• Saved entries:
========================================
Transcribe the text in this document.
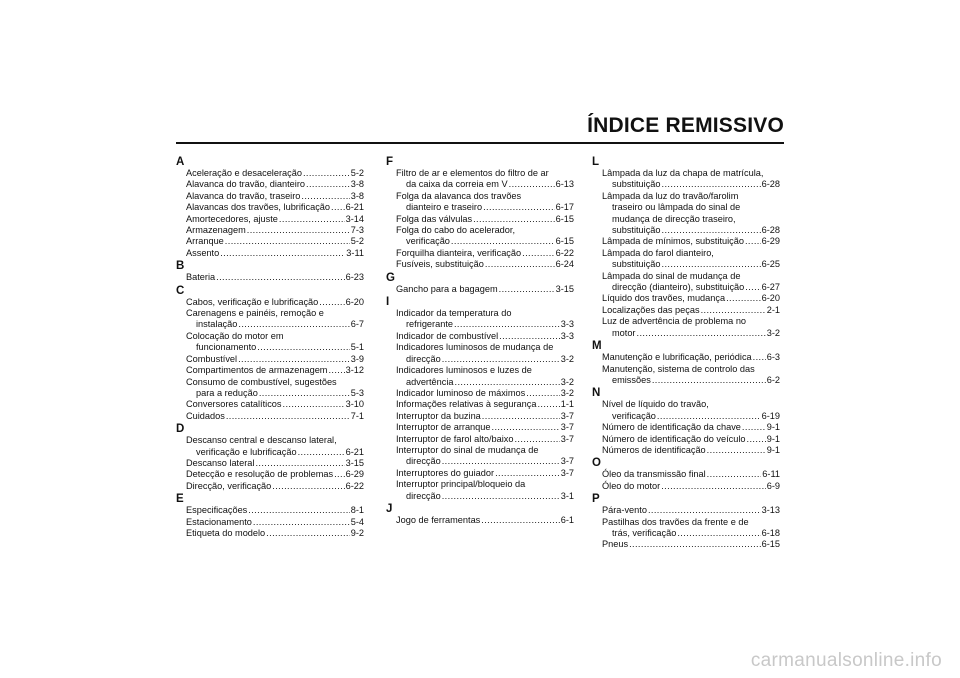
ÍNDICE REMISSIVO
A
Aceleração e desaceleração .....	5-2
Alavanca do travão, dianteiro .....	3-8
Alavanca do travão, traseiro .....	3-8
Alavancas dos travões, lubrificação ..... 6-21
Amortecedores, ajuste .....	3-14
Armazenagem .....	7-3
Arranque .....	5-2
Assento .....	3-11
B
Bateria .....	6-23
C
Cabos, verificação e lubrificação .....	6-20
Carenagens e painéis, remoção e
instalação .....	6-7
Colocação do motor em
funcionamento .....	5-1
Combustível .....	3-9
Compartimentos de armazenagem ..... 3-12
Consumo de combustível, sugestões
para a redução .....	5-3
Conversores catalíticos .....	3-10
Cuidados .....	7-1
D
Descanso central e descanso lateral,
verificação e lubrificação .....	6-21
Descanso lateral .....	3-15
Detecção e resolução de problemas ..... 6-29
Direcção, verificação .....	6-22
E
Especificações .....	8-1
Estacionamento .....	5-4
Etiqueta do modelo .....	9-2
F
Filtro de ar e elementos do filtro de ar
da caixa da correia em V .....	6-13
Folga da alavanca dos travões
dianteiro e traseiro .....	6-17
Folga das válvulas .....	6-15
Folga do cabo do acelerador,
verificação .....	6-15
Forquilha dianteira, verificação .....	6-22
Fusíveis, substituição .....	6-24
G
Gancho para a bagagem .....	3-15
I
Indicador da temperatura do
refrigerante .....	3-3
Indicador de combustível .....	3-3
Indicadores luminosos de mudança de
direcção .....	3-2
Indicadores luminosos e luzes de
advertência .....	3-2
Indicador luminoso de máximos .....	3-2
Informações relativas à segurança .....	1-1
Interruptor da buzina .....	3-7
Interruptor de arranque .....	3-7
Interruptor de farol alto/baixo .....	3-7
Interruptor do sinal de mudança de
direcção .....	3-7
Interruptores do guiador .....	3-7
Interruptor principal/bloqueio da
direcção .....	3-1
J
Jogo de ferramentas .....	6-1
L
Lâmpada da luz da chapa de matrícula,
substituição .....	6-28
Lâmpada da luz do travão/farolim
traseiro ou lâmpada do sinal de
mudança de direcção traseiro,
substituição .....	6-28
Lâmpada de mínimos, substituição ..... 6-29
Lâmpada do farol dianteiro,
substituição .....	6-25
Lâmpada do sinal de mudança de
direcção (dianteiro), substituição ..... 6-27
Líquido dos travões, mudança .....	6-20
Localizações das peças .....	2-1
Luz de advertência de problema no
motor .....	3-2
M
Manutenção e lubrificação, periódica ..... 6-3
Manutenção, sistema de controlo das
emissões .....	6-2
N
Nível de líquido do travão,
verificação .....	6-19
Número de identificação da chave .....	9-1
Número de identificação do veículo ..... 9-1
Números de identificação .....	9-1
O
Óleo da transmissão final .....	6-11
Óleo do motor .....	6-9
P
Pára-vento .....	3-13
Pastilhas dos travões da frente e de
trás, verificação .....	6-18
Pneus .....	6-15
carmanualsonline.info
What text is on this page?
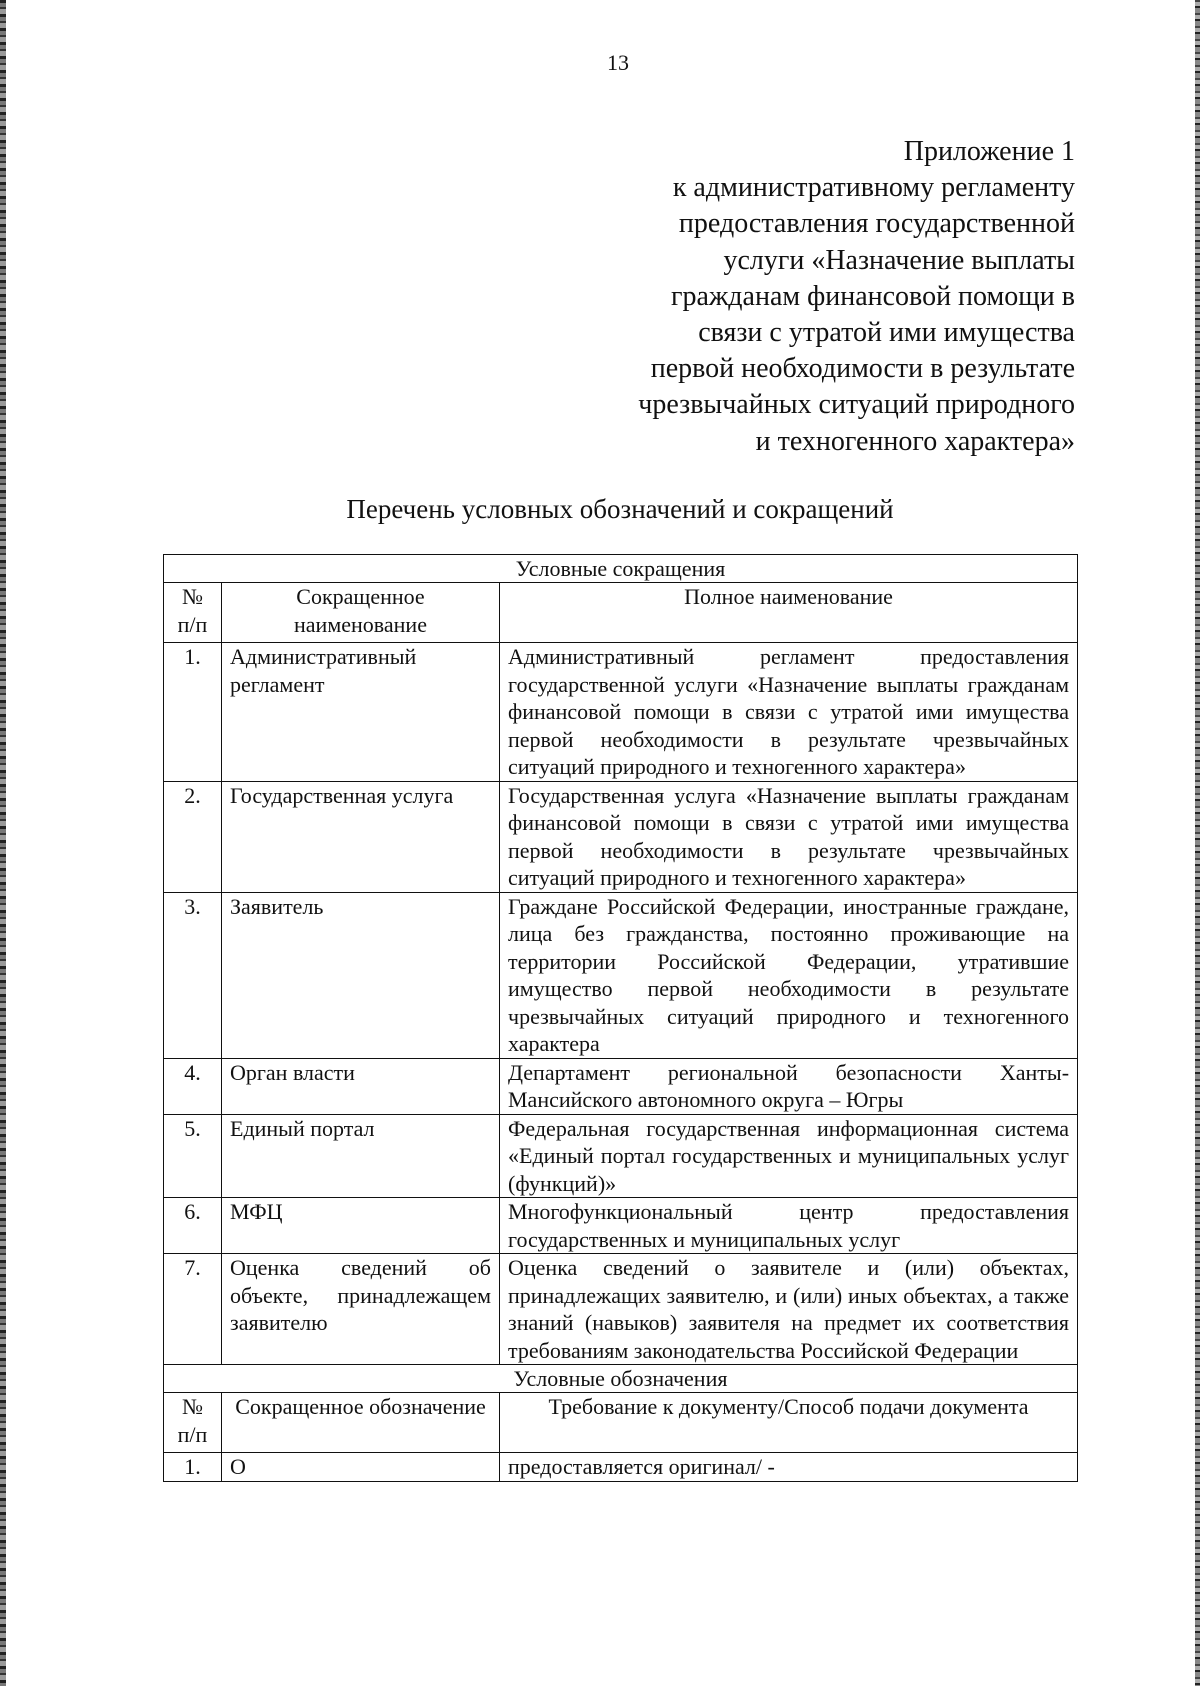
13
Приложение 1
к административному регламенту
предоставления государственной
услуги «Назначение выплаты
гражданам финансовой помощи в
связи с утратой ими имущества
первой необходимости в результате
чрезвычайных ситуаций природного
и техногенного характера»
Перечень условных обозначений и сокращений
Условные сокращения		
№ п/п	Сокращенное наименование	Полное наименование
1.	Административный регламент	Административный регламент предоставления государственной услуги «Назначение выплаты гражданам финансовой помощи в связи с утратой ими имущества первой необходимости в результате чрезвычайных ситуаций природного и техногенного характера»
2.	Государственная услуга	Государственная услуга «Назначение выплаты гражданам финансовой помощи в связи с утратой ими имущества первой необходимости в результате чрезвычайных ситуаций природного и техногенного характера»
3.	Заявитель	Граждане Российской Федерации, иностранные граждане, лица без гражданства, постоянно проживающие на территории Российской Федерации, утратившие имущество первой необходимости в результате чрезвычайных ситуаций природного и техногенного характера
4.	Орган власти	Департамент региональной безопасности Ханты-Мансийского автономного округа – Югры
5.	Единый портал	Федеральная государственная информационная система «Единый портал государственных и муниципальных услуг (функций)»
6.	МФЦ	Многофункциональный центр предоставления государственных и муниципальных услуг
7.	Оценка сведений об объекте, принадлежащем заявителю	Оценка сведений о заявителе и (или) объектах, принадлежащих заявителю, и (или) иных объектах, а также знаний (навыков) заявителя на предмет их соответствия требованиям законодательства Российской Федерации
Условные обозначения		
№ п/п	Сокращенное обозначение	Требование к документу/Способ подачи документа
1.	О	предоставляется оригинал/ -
========================================
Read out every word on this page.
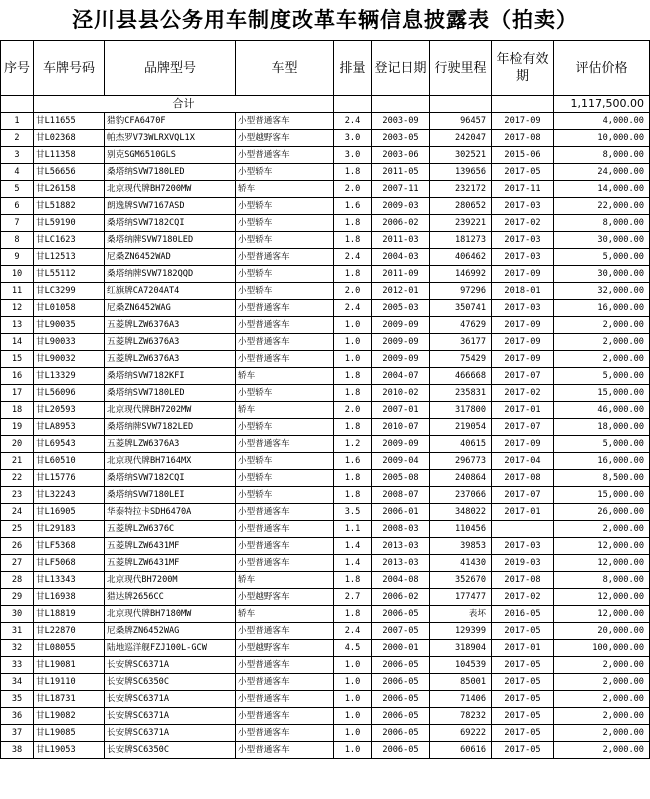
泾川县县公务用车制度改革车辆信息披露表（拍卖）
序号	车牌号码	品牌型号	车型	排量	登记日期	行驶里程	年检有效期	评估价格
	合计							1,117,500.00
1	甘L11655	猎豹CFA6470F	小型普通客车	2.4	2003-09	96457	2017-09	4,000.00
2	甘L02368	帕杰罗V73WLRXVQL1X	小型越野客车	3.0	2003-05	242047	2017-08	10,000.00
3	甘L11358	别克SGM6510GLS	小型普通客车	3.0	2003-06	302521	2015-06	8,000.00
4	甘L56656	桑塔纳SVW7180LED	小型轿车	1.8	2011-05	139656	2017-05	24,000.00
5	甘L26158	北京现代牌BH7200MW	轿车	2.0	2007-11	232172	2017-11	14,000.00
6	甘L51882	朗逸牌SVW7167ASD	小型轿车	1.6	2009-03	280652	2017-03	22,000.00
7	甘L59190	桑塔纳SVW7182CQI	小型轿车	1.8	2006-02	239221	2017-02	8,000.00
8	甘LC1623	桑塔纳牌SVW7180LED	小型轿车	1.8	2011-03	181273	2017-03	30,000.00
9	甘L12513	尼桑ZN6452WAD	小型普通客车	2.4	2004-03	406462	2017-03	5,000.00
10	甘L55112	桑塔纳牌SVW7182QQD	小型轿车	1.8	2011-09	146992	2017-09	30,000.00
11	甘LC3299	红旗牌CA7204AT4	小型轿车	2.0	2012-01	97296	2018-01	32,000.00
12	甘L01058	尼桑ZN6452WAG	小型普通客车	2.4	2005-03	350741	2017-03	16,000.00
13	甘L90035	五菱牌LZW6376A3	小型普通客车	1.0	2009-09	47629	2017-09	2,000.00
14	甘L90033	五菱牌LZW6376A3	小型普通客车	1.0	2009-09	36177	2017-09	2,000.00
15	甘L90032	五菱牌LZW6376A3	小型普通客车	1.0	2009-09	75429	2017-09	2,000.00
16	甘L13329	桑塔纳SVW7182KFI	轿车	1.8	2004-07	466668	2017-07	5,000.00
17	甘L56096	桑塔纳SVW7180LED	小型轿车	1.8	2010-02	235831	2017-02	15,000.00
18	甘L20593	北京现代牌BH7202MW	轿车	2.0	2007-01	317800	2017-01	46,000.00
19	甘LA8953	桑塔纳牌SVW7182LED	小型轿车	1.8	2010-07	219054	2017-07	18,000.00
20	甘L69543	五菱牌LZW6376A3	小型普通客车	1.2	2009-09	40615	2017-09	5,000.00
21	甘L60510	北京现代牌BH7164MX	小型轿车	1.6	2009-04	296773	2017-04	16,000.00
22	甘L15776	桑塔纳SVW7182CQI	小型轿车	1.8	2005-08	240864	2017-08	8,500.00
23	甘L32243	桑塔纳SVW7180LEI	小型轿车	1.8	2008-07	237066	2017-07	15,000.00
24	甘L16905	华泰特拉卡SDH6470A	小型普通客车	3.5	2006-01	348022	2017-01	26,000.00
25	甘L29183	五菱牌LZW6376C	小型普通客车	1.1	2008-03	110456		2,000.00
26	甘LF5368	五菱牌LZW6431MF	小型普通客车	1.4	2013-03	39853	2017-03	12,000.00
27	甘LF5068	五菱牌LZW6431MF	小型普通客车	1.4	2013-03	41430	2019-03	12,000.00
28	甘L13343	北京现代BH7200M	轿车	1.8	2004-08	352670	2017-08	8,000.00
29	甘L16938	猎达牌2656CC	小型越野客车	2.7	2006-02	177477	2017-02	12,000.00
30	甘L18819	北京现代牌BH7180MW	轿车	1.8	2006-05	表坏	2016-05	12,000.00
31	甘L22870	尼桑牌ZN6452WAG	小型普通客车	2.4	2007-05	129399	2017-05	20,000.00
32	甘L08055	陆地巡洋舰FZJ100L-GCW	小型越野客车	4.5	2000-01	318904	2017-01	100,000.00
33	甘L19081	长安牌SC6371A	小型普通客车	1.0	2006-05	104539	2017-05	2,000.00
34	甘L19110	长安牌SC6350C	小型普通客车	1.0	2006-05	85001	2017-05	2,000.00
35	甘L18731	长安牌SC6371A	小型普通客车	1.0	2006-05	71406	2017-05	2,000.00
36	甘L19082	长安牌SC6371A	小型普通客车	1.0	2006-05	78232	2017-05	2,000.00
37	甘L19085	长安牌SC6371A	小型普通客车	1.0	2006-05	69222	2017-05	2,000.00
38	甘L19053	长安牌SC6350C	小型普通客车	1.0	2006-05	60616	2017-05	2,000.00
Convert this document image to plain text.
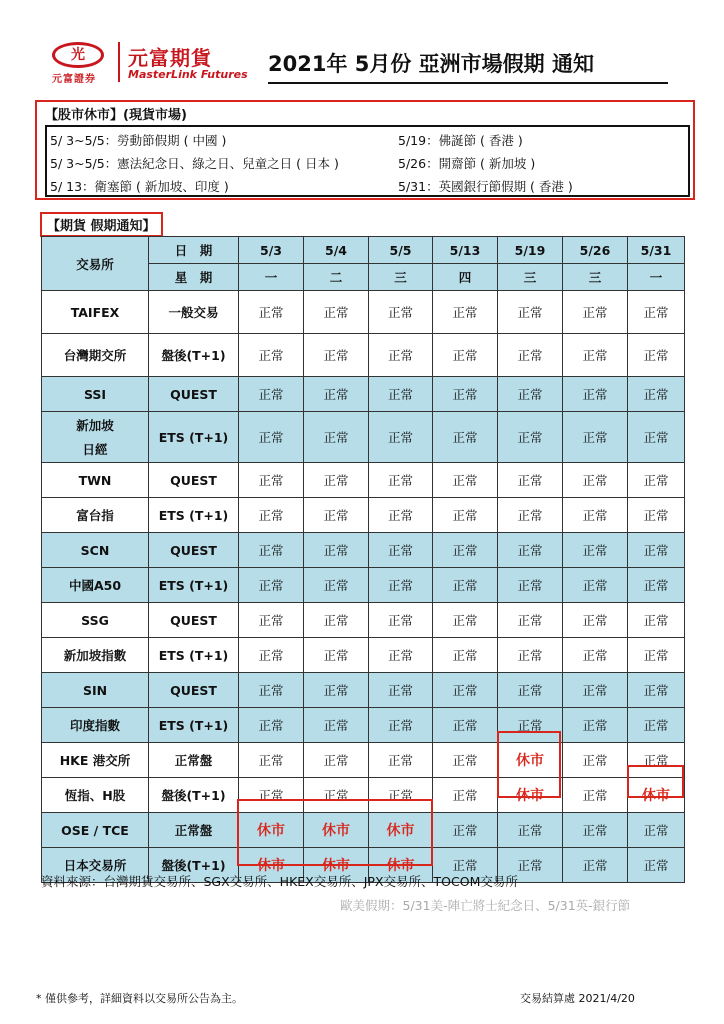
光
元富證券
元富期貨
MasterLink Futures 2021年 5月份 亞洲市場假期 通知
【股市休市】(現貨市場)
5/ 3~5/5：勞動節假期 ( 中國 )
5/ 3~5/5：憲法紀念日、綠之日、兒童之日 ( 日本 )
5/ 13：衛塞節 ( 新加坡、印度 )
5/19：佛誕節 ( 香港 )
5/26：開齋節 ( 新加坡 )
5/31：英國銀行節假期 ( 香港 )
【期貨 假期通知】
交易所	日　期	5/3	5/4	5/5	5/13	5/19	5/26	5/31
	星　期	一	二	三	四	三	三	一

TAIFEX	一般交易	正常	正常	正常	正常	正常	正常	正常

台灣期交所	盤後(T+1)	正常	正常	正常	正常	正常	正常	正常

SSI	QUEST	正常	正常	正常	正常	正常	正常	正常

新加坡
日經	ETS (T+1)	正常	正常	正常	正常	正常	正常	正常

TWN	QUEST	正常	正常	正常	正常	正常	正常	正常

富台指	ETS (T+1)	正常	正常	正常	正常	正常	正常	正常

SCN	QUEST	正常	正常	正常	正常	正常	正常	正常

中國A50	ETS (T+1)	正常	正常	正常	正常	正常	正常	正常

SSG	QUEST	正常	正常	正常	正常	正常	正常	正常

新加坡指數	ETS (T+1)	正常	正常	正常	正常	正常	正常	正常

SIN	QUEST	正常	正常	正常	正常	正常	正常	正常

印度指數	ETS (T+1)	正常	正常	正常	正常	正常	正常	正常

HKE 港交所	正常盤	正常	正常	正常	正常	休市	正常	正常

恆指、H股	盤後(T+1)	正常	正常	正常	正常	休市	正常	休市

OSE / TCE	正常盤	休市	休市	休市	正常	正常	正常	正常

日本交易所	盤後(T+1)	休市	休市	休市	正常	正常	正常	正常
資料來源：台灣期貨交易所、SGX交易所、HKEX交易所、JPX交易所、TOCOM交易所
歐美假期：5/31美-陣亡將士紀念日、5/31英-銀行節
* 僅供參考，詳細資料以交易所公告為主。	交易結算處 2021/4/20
========================================
• What needs to be done: Look above for lines with the word "Сокращенное" and copy them all.

• Task response:
№ п/п	Сокращенное наименование	Полное наименование
№ п/п	Сокращенное обозначение	Требование к документу/Способ подачи документа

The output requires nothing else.